Tujuan —
Jawab pertanyaan berikut dari teks tentang Syekh Bil Ma'ruf.
(a) Jenis kekerasan apa yang ditambahkan Syekh Bil Ma'ruf terhadap ID?
(b) Benda apa saja yang diambil Syekh Bil Ma'ruf sebelum memukul istrinya?
(c) Setelah apa Syekh Bil Ma'ruf baru berhenti memukul istrinya?

Teks Bacaan —
• • • •

Syekh Bil Ma’ruf menambahkan kekerasan fisik terhadap ID. Syekh Bil Ma’ruf seolah-olah tidak ingin memberi waktu bagi ID untuk mengembalikan kepercayaan dirinya yang hilang akibat kekerasan verbal yang telah dilakuka Syek Bil Ma’ruf. Berikut adalah kutipannya:
Semakin emosilah Syekh Bil Ma'rufi, tanpa sadar dia lalu
berdiri mengambil cambuk dan rotan kemudian
dia memukulkan
istrinya. la baru berhenti memukul istrinya
setelah istrinya pingsan, lama sekali barulah
istrinya sadar dan berkata, "Ya Tuhanku."
Kemudian ia dipukul lagi. Lalu dia berlari
berlindung di tiang rumah, kemudian dipukul lagi. (SRA: 155-156)

• • • •

Bahan yang Disediakan —
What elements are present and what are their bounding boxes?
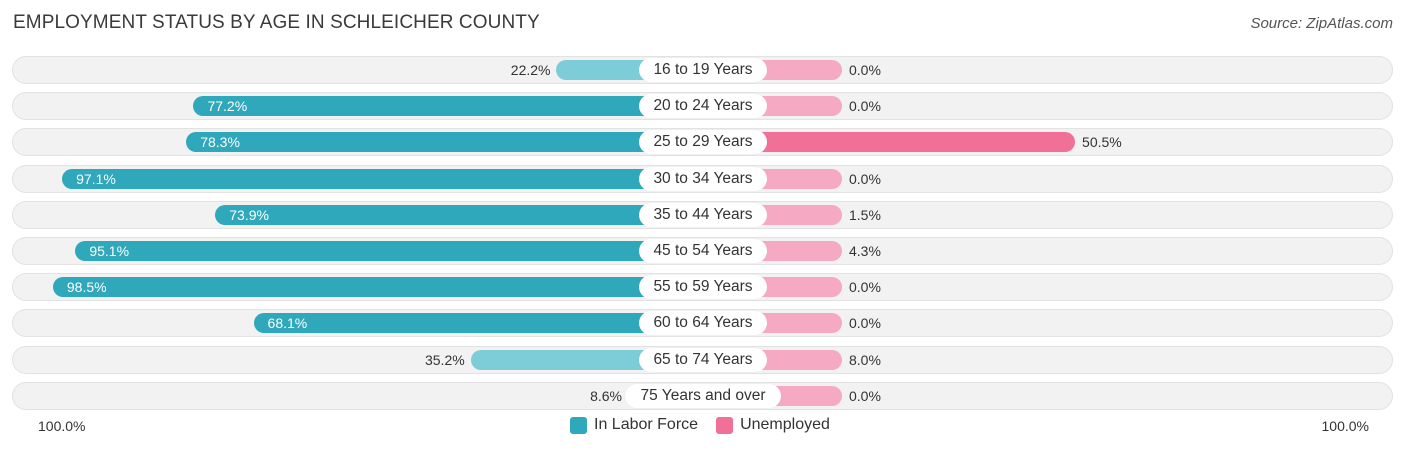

• • • •

Jawaban —
(a) Kekerasan fisik.
(b) Cambuk dan rotan.
(c) Setelah istrinya pingsan.